● **TO BE DONE**
Which lines below hold the word "tích"? Report each one.

(Saved entries)
--

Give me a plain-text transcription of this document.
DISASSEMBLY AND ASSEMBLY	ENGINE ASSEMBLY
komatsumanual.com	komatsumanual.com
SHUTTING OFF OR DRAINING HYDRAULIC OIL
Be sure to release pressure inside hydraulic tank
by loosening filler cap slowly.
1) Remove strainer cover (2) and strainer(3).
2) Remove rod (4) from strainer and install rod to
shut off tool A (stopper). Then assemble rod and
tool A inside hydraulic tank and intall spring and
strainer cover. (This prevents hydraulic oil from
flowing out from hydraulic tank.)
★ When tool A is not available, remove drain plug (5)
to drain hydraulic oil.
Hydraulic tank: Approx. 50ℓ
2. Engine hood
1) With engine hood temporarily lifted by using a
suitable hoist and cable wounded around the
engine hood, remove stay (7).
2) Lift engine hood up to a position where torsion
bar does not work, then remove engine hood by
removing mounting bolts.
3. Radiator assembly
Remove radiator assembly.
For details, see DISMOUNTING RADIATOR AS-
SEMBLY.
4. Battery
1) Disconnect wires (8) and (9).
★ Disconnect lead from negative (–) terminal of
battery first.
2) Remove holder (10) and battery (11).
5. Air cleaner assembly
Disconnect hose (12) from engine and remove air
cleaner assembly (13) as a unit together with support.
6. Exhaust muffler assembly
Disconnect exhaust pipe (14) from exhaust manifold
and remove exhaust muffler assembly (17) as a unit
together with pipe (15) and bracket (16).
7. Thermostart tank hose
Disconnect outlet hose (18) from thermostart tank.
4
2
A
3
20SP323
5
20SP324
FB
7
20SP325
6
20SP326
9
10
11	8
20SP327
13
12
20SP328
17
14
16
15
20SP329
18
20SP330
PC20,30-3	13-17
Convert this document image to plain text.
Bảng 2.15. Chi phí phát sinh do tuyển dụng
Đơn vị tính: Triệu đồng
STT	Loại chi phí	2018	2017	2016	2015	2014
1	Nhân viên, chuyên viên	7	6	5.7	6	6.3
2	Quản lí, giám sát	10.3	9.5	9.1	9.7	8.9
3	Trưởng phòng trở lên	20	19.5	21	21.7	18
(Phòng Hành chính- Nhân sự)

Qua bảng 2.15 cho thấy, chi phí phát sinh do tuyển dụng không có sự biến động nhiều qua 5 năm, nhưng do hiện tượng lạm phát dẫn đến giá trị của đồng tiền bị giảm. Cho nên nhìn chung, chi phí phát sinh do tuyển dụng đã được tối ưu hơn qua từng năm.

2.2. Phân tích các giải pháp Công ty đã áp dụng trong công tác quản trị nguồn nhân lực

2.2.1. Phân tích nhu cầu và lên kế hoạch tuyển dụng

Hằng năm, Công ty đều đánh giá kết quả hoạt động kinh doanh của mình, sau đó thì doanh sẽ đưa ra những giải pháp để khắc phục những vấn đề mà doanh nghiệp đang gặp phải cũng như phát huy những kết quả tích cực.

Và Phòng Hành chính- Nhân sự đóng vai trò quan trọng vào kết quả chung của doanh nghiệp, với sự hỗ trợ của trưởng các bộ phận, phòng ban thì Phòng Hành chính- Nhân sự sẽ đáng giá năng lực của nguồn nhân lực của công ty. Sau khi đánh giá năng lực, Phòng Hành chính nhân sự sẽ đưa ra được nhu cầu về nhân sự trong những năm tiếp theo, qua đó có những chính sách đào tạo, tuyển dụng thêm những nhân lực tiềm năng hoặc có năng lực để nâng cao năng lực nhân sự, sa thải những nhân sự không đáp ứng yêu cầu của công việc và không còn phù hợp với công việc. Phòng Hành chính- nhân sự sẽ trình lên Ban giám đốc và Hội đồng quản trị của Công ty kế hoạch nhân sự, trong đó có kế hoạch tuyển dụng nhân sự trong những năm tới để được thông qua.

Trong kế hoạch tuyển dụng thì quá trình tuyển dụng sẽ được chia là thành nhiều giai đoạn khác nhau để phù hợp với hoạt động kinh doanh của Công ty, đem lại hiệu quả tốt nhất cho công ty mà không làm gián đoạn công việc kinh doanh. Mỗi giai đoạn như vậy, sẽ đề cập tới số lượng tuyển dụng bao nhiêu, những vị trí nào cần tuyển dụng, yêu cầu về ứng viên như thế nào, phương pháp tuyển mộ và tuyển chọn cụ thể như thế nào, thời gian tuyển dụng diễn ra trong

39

--

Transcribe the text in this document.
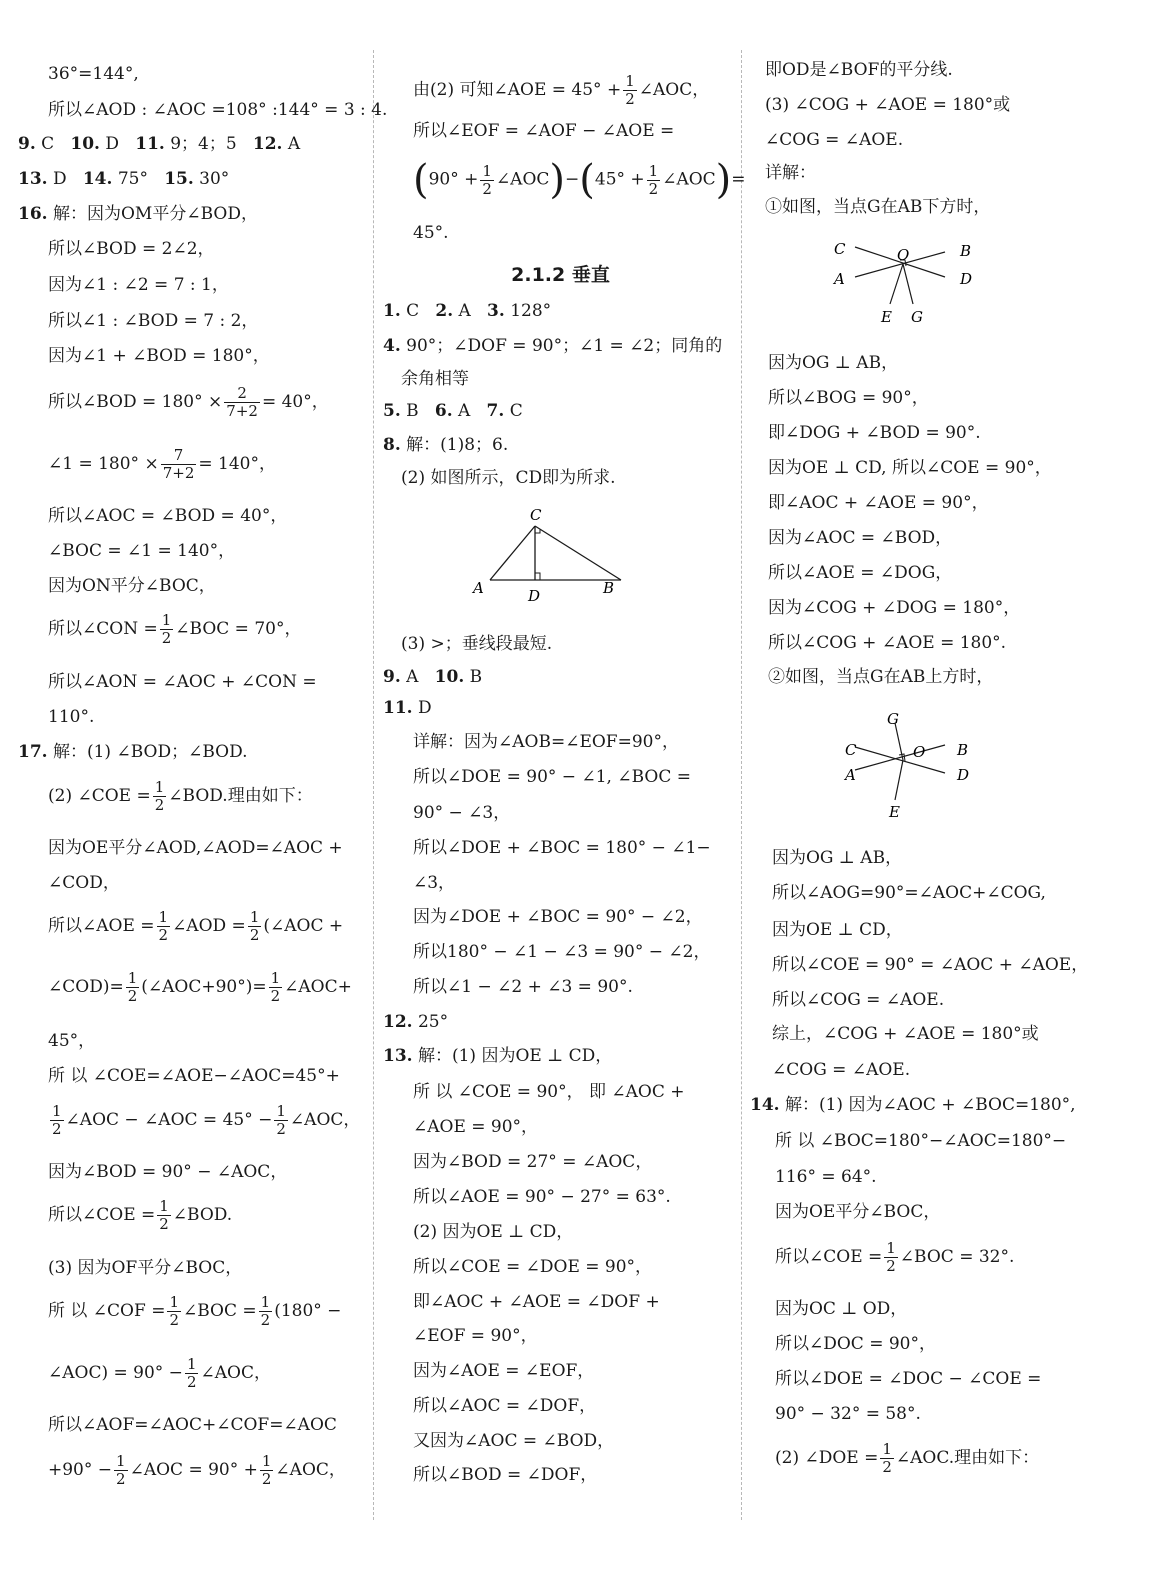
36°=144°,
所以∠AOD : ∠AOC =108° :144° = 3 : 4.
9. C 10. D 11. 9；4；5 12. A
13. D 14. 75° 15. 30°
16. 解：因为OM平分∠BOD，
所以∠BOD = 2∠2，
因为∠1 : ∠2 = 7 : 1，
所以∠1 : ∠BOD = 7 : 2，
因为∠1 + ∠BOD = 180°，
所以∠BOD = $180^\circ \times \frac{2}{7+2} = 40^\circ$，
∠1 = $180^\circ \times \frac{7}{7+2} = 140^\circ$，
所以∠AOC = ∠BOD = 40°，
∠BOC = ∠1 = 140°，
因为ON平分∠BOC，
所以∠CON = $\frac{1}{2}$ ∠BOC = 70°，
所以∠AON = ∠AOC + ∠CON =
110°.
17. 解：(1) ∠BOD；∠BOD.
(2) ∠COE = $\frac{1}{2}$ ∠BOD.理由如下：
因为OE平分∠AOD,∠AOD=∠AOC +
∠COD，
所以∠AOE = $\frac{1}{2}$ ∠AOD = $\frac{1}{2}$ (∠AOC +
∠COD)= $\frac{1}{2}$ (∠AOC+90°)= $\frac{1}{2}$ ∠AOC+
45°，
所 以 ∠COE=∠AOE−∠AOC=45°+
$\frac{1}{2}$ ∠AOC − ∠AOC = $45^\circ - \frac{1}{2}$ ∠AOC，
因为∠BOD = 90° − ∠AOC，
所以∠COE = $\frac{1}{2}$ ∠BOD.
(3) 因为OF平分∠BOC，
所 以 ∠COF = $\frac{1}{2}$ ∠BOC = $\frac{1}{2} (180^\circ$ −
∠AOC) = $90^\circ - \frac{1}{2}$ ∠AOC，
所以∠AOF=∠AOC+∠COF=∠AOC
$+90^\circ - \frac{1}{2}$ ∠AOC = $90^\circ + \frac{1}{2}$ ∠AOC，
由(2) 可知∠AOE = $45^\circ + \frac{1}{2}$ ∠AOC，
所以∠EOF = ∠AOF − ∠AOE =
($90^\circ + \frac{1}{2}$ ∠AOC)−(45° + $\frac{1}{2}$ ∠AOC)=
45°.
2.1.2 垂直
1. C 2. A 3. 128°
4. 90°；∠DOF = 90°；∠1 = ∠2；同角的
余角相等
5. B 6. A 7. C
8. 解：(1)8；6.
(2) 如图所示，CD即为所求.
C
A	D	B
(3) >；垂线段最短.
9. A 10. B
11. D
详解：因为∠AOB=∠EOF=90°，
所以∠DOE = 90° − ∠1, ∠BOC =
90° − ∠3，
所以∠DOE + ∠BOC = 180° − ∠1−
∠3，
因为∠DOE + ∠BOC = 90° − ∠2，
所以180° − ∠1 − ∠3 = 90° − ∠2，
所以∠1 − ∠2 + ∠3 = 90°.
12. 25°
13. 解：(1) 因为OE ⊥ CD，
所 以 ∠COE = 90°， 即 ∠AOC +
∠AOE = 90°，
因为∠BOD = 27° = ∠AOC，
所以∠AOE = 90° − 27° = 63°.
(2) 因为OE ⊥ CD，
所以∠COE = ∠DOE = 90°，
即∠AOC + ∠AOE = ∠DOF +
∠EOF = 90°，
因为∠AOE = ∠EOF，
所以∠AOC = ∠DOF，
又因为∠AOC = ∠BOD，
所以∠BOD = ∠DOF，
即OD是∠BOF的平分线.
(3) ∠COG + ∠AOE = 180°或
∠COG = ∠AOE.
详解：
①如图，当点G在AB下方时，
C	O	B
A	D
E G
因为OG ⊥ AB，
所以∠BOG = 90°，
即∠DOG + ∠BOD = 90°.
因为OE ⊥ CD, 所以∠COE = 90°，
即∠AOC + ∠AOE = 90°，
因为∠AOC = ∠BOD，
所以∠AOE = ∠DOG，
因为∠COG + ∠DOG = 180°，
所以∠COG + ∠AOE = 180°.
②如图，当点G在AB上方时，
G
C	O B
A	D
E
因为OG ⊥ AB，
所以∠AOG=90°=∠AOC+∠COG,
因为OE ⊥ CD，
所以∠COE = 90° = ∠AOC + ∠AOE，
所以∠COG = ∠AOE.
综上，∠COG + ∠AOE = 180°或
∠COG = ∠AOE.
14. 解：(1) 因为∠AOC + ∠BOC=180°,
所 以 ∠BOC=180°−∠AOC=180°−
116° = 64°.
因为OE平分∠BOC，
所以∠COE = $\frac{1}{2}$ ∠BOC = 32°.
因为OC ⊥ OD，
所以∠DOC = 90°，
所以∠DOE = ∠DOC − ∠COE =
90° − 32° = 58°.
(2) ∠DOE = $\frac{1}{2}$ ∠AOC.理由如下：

--

● **SOLUTION BELOW**
2.2. Phân tích các giải pháp Công ty đã áp dụng trong công tác quản trị nguồn nhân lực
2.2.1. Phân tích nhu cầu và lên kế hoạch tuyển dụng
Hằng năm, Công ty đều đánh giá kết quả hoạt động kinh doanh của mình, sau đó thì doanh sẽ đưa ra những giải pháp để khắc phục những vấn đề mà doanh nghiệp đang gặp phải cũng như phát huy những kết quả tích cực.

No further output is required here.